-- begin Data records --
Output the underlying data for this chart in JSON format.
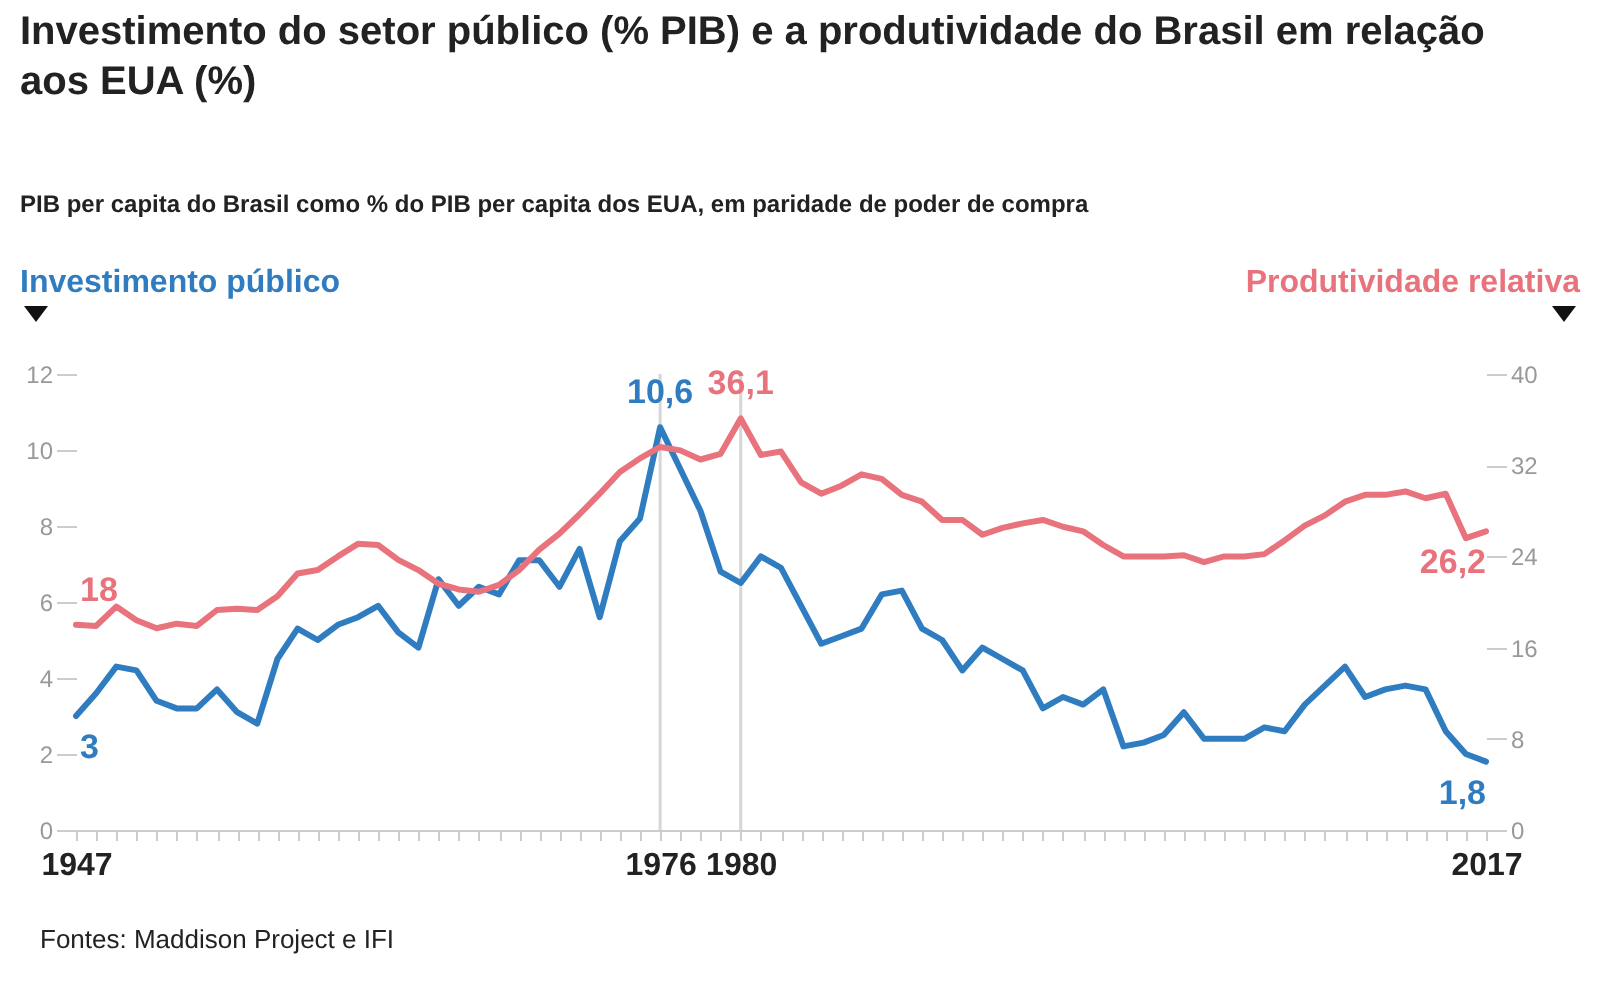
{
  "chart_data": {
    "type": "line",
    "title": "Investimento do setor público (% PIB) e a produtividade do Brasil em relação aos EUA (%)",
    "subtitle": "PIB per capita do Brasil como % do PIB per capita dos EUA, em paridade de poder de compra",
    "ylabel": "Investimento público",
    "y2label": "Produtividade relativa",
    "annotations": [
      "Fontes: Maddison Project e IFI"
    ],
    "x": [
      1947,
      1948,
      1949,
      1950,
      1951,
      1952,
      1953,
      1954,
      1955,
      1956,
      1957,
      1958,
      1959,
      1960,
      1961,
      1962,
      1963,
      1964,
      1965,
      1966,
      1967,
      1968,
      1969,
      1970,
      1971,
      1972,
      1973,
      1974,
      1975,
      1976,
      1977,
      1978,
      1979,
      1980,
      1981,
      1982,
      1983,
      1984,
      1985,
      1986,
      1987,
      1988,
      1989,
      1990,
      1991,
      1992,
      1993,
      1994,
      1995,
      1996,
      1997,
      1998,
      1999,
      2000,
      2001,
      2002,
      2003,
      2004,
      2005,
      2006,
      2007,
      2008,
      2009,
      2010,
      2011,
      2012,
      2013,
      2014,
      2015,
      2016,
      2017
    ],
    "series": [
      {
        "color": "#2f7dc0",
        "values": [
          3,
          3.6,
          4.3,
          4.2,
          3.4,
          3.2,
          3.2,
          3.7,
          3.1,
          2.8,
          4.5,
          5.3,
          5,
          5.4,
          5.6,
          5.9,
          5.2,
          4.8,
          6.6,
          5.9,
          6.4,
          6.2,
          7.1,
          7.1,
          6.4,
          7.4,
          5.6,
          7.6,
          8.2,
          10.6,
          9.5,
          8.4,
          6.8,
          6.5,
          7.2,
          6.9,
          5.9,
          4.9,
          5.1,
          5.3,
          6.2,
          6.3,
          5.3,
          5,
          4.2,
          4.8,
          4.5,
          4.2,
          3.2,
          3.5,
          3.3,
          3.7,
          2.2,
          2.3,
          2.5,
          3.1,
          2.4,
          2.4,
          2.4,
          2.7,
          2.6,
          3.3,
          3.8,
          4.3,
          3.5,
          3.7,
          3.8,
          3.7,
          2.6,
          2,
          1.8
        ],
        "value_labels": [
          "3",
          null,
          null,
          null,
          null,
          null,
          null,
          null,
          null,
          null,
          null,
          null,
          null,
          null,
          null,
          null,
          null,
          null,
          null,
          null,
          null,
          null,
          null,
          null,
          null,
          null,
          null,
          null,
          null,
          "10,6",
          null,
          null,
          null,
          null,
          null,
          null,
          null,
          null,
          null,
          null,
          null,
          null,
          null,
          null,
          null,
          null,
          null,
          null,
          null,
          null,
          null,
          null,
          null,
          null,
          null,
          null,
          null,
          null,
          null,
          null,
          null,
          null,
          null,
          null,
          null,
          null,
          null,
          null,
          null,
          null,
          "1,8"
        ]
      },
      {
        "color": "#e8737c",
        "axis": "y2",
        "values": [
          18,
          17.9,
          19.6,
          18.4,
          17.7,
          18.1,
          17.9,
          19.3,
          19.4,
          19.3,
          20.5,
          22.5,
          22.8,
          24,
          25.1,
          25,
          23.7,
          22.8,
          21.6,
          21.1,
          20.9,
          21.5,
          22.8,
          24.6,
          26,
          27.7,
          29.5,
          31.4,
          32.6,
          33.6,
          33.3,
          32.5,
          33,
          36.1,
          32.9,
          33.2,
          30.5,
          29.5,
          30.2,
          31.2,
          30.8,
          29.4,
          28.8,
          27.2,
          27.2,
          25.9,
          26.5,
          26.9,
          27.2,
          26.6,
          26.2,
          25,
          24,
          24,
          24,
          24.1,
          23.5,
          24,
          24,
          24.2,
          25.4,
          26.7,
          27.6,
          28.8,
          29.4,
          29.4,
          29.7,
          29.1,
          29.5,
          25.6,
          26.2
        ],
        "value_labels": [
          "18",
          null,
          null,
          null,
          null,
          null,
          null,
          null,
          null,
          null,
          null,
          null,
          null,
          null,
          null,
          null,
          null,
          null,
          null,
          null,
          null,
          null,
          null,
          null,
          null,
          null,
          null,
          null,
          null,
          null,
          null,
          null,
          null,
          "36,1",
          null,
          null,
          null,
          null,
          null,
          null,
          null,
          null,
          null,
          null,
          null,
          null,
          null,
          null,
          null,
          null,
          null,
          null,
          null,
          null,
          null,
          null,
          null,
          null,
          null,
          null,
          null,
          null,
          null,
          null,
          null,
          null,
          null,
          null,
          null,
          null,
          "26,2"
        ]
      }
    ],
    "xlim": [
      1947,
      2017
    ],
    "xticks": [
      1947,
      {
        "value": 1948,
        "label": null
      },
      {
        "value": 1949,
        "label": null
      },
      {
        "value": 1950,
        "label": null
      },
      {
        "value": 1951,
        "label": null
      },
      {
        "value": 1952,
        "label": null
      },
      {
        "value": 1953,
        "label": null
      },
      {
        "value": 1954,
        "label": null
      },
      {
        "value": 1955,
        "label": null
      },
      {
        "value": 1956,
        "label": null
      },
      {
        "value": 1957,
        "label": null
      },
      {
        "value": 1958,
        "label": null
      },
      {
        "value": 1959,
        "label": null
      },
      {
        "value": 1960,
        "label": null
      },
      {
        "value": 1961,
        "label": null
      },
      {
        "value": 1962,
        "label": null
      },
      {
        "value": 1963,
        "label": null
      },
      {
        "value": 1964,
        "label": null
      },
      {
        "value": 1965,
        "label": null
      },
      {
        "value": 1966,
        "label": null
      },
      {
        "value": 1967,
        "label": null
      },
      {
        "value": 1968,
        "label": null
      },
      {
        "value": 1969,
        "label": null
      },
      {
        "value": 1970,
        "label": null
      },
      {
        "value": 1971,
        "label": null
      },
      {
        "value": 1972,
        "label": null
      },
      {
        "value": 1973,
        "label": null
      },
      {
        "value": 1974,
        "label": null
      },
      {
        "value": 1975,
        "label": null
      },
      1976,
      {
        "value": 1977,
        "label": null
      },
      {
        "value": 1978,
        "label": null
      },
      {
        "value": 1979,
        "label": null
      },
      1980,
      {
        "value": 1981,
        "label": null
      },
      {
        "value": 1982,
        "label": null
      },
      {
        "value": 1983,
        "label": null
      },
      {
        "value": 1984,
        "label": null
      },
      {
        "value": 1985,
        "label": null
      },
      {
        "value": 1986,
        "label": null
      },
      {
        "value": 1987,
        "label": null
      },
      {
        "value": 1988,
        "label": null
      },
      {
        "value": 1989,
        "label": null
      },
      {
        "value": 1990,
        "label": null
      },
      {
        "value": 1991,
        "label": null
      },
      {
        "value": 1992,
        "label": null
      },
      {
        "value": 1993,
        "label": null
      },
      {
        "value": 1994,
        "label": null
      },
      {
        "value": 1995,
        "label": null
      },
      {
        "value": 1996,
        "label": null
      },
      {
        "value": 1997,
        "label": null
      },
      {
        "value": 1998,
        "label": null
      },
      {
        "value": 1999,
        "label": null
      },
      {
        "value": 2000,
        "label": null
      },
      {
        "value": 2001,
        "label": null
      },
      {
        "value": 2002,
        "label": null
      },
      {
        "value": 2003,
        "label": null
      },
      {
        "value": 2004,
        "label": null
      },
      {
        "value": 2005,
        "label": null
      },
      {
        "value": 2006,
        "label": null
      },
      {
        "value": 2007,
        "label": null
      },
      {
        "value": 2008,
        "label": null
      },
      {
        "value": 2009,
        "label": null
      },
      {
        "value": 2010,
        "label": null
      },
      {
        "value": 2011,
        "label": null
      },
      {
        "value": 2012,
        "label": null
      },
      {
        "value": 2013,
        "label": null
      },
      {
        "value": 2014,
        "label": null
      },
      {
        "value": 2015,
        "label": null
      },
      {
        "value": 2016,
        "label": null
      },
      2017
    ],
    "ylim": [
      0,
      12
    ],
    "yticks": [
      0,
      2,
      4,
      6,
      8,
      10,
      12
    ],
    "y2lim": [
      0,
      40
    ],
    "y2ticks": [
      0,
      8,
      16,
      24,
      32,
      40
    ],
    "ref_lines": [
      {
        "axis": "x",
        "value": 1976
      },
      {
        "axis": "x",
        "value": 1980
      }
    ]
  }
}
-- end Data records --
-- begin Data records --
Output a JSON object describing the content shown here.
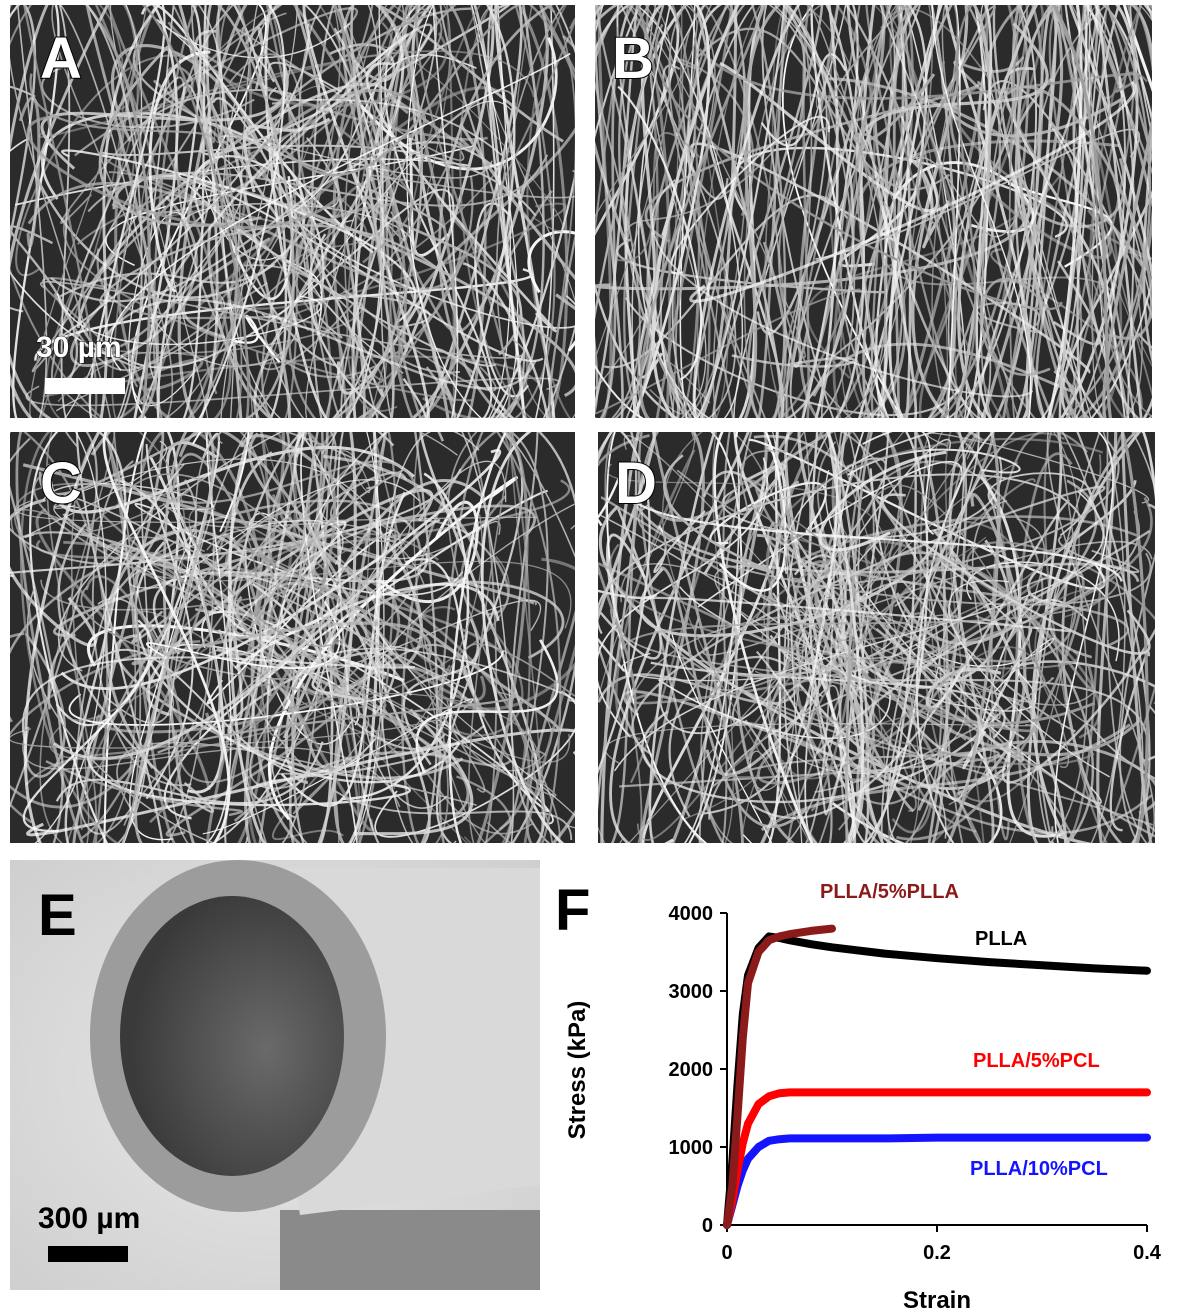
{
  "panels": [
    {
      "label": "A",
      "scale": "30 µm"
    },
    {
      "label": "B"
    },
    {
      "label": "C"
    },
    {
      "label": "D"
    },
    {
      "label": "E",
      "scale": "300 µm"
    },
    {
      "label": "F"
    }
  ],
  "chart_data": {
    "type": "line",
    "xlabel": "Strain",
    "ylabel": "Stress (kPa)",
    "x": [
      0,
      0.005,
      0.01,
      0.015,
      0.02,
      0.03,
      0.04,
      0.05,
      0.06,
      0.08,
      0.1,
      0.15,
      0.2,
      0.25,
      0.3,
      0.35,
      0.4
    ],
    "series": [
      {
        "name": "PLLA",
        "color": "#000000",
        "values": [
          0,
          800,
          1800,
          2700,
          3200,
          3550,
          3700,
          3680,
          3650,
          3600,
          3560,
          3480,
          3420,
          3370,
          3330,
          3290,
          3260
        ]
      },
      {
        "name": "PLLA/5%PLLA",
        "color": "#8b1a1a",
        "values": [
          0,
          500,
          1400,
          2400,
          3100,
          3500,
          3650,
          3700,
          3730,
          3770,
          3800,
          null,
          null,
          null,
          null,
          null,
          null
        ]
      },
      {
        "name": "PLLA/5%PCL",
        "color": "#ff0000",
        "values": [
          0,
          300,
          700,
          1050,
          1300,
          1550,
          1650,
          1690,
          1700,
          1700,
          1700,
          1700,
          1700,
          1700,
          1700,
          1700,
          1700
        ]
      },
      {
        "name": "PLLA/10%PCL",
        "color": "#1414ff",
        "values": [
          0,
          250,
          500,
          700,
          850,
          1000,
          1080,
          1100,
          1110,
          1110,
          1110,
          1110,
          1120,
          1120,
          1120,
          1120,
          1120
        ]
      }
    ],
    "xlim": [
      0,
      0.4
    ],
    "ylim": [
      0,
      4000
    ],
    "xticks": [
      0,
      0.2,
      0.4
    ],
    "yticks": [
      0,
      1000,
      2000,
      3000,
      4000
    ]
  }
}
-- end Data records --
Task requirements:
Show the lines from the data above that contain the string "Brasil".

In response:
    "title": "Investimento do setor público (% PIB) e a produtividade do Brasil em relação aos EUA (%)",
    "subtitle": "PIB per capita do Brasil como % do PIB per capita dos EUA, em paridade de poder de compra",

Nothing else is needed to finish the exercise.